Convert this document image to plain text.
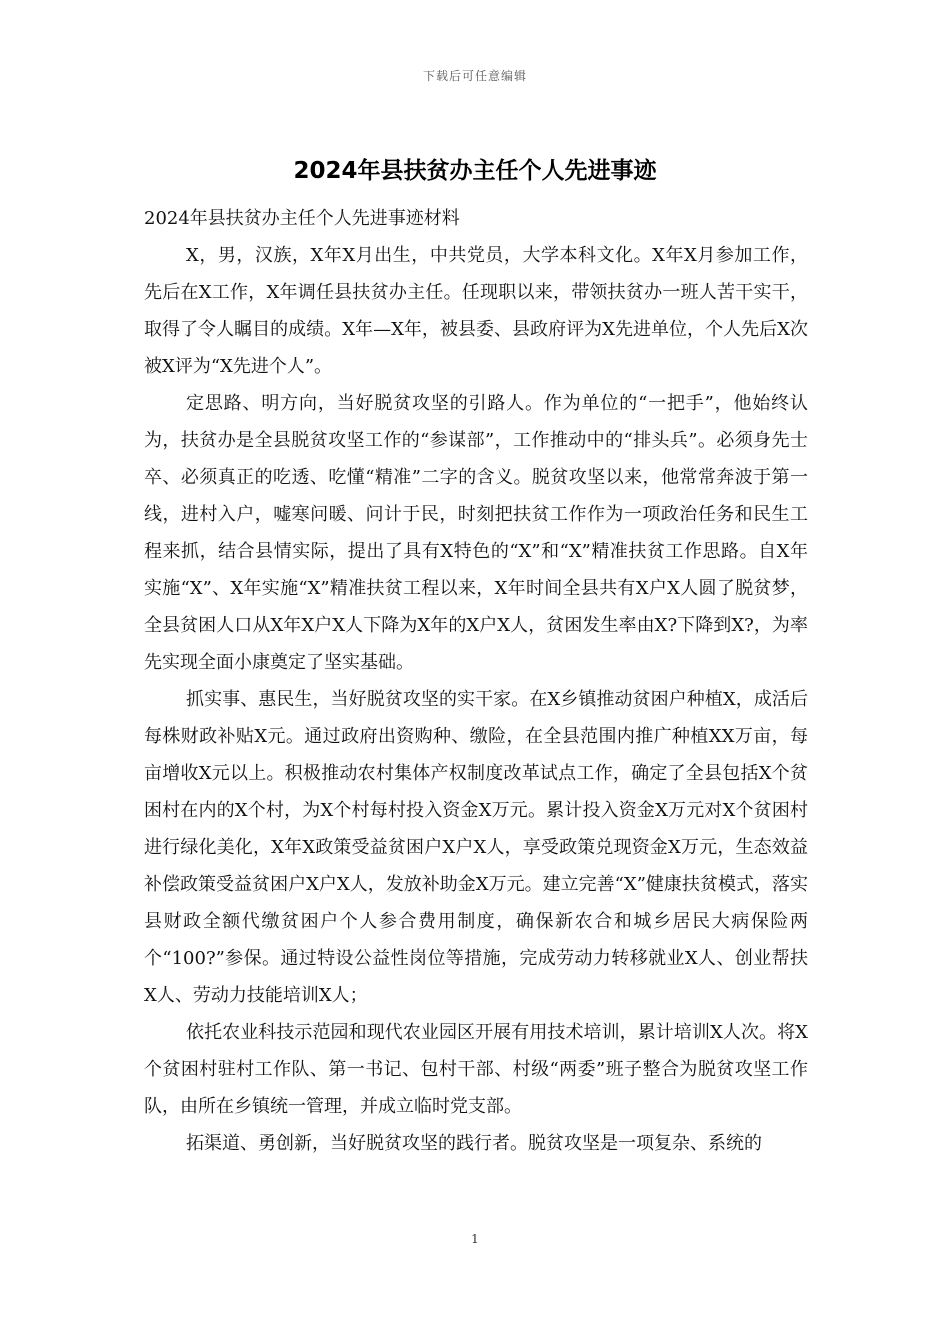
下载后可任意编辑
2024年县扶贫办主任个人先进事迹

2024年县扶贫办主任个人先进事迹材料

X，男，汉族，X年X月出生，中共党员，大学本科文化。X年X月参加工作，先后在X工作，X年调任县扶贫办主任。任现职以来，带领扶贫办一班人苦干实干，取得了令人瞩目的成绩。X年—X年，被县委、县政府评为X先进单位，个人先后X次被X评为“X先进个人”。

定思路、明方向，当好脱贫攻坚的引路人。作为单位的“一把手”，他始终认为，扶贫办是全县脱贫攻坚工作的“参谋部”，工作推动中的“排头兵”。必须身先士卒、必须真正的吃透、吃懂“精准”二字的含义。脱贫攻坚以来，他常常奔波于第一线，进村入户，嘘寒问暖、问计于民，时刻把扶贫工作作为一项政治任务和民生工程来抓，结合县情实际，提出了具有X特色的“X”和“X”精准扶贫工作思路。自X年实施“X”、X年实施“X”精准扶贫工程以来，X年时间全县共有X户X人圆了脱贫梦，全县贫困人口从X年X户X人下降为X年的X户X人，贫困发生率由X?下降到X?，为率先实现全面小康奠定了坚实基础。

抓实事、惠民生，当好脱贫攻坚的实干家。在X乡镇推动贫困户种植X，成活后每株财政补贴X元。通过政府出资购种、缴险，在全县范围内推广种植XX万亩，每亩增收X元以上。积极推动农村集体产权制度改革试点工作，确定了全县包括X个贫困村在内的X个村，为X个村每村投入资金X万元。累计投入资金X万元对X个贫困村进行绿化美化，X年X政策受益贫困户X户X人，享受政策兑现资金X万元，生态效益补偿政策受益贫困户X户X人，发放补助金X万元。建立完善“X”健康扶贫模式，落实县财政全额代缴贫困户个人参合费用制度，确保新农合和城乡居民大病保险两个“100?”参保。通过特设公益性岗位等措施，完成劳动力转移就业X人、创业帮扶X人、劳动力技能培训X人；

依托农业科技示范园和现代农业园区开展有用技术培训，累计培训X人次。将X个贫困村驻村工作队、第一书记、包村干部、村级“两委”班子整合为脱贫攻坚工作队，由所在乡镇统一管理，并成立临时党支部。

拓渠道、勇创新，当好脱贫攻坚的践行者。脱贫攻坚是一项复杂、系统的

1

::::

Write out the listing above again, exactly, but with no pictures in the copy.

Convert this document image to plain text.
下载后可任意编辑
2024年县扶贫办主任个人先进事迹

2024年县扶贫办主任个人先进事迹材料

X，男，汉族，X年X月出生，中共党员，大学本科文化。X年X月参加工作，先后在X工作，X年调任县扶贫办主任。任现职以来，带领扶贫办一班人苦干实干，取得了令人瞩目的成绩。X年—X年，被县委、县政府评为X先进单位，个人先后X次被X评为“X先进个人”。

定思路、明方向，当好脱贫攻坚的引路人。作为单位的“一把手”，他始终认为，扶贫办是全县脱贫攻坚工作的“参谋部”，工作推动中的“排头兵”。必须身先士卒、必须真正的吃透、吃懂“精准”二字的含义。脱贫攻坚以来，他常常奔波于第一线，进村入户，嘘寒问暖、问计于民，时刻把扶贫工作作为一项政治任务和民生工程来抓，结合县情实际，提出了具有X特色的“X”和“X”精准扶贫工作思路。自X年实施“X”、X年实施“X”精准扶贫工程以来，X年时间全县共有X户X人圆了脱贫梦，全县贫困人口从X年X户X人下降为X年的X户X人，贫困发生率由X?下降到X?，为率先实现全面小康奠定了坚实基础。

抓实事、惠民生，当好脱贫攻坚的实干家。在X乡镇推动贫困户种植X，成活后每株财政补贴X元。通过政府出资购种、缴险，在全县范围内推广种植XX万亩，每亩增收X元以上。积极推动农村集体产权制度改革试点工作，确定了全县包括X个贫困村在内的X个村，为X个村每村投入资金X万元。累计投入资金X万元对X个贫困村进行绿化美化，X年X政策受益贫困户X户X人，享受政策兑现资金X万元，生态效益补偿政策受益贫困户X户X人，发放补助金X万元。建立完善“X”健康扶贫模式，落实县财政全额代缴贫困户个人参合费用制度，确保新农合和城乡居民大病保险两个“100?”参保。通过特设公益性岗位等措施，完成劳动力转移就业X人、创业帮扶X人、劳动力技能培训X人；

依托农业科技示范园和现代农业园区开展有用技术培训，累计培训X人次。将X个贫困村驻村工作队、第一书记、包村干部、村级“两委”班子整合为脱贫攻坚工作队，由所在乡镇统一管理，并成立临时党支部。

拓渠道、勇创新，当好脱贫攻坚的践行者。脱贫攻坚是一项复杂、系统的

1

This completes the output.